## Written task
How many lines of these entries hold the string "房收入是"? Reply with the number alone.

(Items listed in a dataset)
•••••

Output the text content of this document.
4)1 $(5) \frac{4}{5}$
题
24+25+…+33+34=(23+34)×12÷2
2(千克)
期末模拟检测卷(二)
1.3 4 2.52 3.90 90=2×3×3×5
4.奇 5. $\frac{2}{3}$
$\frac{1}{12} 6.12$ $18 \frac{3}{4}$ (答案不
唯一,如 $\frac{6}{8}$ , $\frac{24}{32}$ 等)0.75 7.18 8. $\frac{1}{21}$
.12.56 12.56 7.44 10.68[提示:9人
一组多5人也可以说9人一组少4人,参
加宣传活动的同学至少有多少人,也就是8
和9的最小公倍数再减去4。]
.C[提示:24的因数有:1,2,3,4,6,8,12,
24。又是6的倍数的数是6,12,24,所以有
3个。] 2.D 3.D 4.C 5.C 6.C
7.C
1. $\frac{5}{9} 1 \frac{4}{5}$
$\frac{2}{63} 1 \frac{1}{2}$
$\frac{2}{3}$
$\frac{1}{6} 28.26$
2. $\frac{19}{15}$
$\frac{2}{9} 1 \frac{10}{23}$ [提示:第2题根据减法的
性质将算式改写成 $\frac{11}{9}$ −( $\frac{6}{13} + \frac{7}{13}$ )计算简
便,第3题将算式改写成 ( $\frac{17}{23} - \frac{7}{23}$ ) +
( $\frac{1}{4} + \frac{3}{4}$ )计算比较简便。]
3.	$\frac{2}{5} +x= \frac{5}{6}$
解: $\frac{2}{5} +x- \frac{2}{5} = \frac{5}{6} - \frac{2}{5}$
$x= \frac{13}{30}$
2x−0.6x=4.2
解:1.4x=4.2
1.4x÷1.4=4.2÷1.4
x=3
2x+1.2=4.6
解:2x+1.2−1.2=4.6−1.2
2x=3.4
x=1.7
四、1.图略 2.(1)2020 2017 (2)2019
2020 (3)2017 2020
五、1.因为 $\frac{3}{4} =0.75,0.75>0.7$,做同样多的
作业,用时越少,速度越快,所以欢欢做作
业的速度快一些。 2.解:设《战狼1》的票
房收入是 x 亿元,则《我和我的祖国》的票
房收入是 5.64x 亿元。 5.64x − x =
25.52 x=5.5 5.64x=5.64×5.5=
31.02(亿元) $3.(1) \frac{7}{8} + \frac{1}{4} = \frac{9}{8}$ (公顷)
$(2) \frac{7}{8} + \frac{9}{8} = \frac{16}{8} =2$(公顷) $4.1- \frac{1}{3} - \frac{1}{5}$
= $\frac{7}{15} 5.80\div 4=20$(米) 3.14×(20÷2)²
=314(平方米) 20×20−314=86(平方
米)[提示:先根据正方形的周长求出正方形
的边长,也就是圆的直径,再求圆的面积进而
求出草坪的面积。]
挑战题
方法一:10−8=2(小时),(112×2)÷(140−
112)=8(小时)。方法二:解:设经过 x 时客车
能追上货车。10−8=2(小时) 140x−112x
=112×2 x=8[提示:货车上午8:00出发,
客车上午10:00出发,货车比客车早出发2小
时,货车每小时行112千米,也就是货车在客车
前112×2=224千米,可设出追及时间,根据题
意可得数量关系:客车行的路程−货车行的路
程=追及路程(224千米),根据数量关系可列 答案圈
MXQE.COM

•••••

## Task output
2